____ Text section

Newest revelations suggest Risk Assessment Categorization Tools are now becoming therapeutic area-specific, as an oncology-based risk library is now surfacing.
In 2015, we reported on how RACTs were moving from Excel-based forms into cloud-based technology applications that leverage workflows in RACT development, and in 2017 we explained, in academic settings, how professionals with minimal experience in clinical trial risk management can partake in risk management plan development through leveraging RACT technology. Newest revelations suggest Risk Assessment Categorization Tools (RACTs) are now becoming therapeutic area-specific, as an oncology-based risk library (OncoRACT) is now surfacing.
The Materialization of OncoRACT
The OncoRACT library has emerged because the existing universal RACT library (i.e., TransCelerate RACT) does not cover areas critical to oncology, especially pertaining to subject safety risks, impact of staff-turnover, oncology-specific outcomes, and subject recruitment. For example, OncoRACT safety risks include drug tolerability, impact of cancer death rates on study outcomes and drug interactions; study complexity risks include subject burden, and biomarker collection; and endpoint risks include oncology primary and secondary endpoint collection, which can focus on survival outcomes, to name a few.

________

[Explore the material]
A - Say whether each statement agrees with the OncoRACT text, and quote the words that decide it.
(i) In 2015, RACTs were moving from Excel-based forms into cloud-based technology applications.
(ii) The TransCelerate RACT covers all areas critical to oncology.
(iii) Among OncoRACT's study complexity risks is biomarker collection.
B - Output the part of the OncoRACT text starting at "In 2015, we" and ending at "(OncoRACT) is now surfacing.".
C - Answer from the OncoRACT text:
(i) In what year did the authors explain how professionals with minimal experience could take part in risk management plan development?
(ii) What name is given to the oncology-based risk library?
(iii) What can oncology primary and secondary endpoint collection focus on?
The records that come next are separate material and have no connection to the OncoRACT text.

____ Listed records

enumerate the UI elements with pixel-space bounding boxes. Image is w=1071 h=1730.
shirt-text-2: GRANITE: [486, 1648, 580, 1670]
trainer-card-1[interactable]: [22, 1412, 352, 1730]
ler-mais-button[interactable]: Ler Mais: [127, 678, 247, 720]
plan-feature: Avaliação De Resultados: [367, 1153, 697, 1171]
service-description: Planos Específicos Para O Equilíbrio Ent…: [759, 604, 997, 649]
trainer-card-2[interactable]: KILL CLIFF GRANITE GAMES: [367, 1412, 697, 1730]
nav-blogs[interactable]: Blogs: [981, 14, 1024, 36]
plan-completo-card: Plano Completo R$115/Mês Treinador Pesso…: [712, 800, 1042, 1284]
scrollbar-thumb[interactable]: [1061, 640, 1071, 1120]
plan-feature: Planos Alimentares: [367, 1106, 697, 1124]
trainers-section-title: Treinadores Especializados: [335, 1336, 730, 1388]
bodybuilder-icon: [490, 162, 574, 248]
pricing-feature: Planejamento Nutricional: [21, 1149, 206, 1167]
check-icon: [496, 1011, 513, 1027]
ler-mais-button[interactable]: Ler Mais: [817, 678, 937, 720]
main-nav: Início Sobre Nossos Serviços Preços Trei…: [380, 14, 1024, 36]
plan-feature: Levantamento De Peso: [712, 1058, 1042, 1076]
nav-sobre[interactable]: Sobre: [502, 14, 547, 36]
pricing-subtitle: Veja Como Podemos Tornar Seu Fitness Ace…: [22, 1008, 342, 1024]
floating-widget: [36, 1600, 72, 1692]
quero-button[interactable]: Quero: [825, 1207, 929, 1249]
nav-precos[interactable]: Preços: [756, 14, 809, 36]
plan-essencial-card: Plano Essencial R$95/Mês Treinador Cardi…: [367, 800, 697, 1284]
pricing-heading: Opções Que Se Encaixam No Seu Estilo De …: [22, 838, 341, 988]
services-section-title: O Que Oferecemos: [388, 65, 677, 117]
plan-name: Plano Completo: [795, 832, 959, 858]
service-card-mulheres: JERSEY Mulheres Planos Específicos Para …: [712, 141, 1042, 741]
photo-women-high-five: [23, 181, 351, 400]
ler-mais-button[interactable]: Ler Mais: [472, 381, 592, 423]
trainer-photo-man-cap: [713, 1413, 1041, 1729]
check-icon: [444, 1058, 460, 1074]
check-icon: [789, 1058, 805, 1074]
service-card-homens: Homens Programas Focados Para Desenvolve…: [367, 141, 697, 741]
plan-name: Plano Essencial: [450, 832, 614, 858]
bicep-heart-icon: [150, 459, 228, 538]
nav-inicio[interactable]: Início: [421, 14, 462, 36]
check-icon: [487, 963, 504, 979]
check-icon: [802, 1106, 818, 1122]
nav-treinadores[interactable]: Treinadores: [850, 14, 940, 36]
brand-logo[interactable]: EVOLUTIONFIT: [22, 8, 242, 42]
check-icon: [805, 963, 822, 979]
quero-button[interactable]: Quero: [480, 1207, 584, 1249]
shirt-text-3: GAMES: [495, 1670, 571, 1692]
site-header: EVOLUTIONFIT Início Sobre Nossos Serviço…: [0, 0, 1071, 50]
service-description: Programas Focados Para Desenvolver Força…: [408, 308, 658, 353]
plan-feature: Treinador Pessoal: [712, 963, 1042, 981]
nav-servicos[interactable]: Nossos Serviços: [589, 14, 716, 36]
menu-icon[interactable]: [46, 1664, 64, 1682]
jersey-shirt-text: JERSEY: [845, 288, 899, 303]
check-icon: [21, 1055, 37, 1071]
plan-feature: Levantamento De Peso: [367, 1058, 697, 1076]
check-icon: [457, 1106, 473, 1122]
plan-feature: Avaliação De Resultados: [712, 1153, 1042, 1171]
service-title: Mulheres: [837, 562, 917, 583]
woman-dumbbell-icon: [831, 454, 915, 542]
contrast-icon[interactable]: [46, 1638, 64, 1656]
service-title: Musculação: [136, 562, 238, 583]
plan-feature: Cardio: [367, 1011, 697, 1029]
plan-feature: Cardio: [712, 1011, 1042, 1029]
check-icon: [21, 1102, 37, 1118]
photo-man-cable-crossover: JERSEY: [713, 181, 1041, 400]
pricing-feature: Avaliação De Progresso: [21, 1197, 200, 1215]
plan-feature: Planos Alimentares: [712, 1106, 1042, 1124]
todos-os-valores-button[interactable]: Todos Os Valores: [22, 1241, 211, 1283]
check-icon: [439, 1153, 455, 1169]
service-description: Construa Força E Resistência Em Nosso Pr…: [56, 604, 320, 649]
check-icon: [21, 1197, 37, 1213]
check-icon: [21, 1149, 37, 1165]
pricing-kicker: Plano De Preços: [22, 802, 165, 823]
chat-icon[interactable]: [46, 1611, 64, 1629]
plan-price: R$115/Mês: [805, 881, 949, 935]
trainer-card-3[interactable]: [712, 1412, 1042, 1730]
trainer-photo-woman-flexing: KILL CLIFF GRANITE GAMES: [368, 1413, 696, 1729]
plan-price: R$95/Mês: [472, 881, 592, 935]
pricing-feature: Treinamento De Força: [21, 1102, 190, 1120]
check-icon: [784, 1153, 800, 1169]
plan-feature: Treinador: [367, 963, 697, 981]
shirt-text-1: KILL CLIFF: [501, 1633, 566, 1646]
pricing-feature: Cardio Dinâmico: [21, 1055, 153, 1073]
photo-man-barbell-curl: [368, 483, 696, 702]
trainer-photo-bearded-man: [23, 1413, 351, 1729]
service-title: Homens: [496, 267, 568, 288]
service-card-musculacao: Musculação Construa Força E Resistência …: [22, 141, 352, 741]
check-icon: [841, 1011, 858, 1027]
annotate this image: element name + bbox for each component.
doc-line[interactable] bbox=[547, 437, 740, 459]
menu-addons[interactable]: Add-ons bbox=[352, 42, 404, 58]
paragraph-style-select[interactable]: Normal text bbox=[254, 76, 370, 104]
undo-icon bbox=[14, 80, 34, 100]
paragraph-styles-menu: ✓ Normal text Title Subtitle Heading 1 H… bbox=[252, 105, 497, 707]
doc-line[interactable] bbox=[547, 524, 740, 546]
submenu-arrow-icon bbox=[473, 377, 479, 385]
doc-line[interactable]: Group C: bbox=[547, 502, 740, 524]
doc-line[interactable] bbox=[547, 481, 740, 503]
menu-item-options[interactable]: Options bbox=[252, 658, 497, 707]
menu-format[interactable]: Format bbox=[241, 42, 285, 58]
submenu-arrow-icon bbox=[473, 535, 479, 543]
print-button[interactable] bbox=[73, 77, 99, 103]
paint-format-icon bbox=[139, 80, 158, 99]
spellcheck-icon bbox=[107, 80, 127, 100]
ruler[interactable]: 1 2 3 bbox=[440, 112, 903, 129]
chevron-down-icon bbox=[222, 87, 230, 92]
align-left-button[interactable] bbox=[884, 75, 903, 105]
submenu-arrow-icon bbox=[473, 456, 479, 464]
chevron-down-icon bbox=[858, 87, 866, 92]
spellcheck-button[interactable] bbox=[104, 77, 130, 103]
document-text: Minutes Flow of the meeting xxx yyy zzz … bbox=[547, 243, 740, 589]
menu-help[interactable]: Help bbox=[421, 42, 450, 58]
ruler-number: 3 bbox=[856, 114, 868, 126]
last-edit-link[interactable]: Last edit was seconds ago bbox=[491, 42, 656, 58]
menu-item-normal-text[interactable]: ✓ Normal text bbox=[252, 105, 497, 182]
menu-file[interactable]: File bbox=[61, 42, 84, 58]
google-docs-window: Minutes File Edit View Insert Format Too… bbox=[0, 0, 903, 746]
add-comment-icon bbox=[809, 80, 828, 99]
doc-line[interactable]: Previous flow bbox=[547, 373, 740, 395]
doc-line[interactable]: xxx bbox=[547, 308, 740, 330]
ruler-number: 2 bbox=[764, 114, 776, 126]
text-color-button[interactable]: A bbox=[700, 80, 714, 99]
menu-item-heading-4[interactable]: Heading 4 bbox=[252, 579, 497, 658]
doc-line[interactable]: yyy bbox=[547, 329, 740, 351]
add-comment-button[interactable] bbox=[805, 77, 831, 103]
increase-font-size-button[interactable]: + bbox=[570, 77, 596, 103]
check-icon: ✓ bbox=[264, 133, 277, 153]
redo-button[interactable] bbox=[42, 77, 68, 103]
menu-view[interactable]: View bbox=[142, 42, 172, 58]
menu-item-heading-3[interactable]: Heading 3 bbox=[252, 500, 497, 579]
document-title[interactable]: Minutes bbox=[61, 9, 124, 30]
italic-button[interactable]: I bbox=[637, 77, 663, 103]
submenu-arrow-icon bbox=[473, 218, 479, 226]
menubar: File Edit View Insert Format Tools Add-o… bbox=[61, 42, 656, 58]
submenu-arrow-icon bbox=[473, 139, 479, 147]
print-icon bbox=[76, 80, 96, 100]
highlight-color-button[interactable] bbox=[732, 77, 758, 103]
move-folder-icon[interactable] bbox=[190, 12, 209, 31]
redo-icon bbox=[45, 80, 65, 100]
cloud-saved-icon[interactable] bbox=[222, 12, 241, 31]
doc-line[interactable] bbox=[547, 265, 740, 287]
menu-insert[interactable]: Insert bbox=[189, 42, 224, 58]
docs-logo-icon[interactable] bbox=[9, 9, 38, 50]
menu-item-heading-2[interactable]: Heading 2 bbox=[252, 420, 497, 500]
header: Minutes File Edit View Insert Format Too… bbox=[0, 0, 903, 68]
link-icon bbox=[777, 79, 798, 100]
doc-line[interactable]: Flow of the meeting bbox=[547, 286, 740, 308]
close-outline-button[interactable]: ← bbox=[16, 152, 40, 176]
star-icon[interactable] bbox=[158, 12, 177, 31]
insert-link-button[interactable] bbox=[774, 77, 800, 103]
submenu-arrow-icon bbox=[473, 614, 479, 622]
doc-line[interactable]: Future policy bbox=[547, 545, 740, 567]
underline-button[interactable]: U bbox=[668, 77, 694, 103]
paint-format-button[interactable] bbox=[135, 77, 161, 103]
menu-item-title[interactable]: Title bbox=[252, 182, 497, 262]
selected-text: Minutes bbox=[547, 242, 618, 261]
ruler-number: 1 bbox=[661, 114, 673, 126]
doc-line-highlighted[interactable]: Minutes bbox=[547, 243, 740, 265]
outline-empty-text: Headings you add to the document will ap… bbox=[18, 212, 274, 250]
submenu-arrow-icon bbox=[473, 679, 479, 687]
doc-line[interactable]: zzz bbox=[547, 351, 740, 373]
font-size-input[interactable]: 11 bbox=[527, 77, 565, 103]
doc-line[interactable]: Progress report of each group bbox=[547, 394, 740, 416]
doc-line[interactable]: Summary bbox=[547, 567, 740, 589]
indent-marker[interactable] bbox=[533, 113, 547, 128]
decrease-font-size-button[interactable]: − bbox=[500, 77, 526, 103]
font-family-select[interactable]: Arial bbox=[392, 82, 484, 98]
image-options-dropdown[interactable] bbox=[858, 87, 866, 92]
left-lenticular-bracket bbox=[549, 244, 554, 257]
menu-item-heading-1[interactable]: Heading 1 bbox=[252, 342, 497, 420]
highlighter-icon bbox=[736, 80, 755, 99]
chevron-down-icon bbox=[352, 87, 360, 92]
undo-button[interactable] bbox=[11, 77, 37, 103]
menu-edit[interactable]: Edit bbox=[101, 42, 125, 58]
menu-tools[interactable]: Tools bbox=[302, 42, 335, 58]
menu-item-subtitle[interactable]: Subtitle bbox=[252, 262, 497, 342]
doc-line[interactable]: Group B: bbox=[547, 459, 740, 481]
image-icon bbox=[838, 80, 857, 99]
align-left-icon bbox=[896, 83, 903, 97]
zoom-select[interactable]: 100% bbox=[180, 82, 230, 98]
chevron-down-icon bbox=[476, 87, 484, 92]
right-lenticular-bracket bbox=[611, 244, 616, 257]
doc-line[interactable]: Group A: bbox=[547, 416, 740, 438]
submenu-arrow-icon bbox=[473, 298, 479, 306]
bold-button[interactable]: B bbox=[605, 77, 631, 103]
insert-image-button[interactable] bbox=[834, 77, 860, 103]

________

[Problem solutions]
A -
(i) Yes: "In 2015, we reported on how RACTs were moving from Excel-based forms into cloud-based technology applications"
(ii) No: "the existing universal RACT library (i.e., TransCelerate RACT) does not cover areas critical to oncology"
(iii) Yes: "study complexity risks include subject burden, and biomarker collection"

B -
In 2015, we reported on how RACTs were moving from Excel-based forms into cloud-based technology applications that leverage workflows in RACT development, and in 2017 we explained, in academic settings, how professionals with minimal experience in clinical trial risk management can partake in risk management plan development through leveraging RACT technology. Newest revelations suggest Risk Assessment Categorization Tools (RACTs) are now becoming therapeutic area-specific, as an oncology-based risk library (OncoRACT) is now surfacing.

C -
(i) 2017
(ii) OncoRACT
(iii) Survival outcomes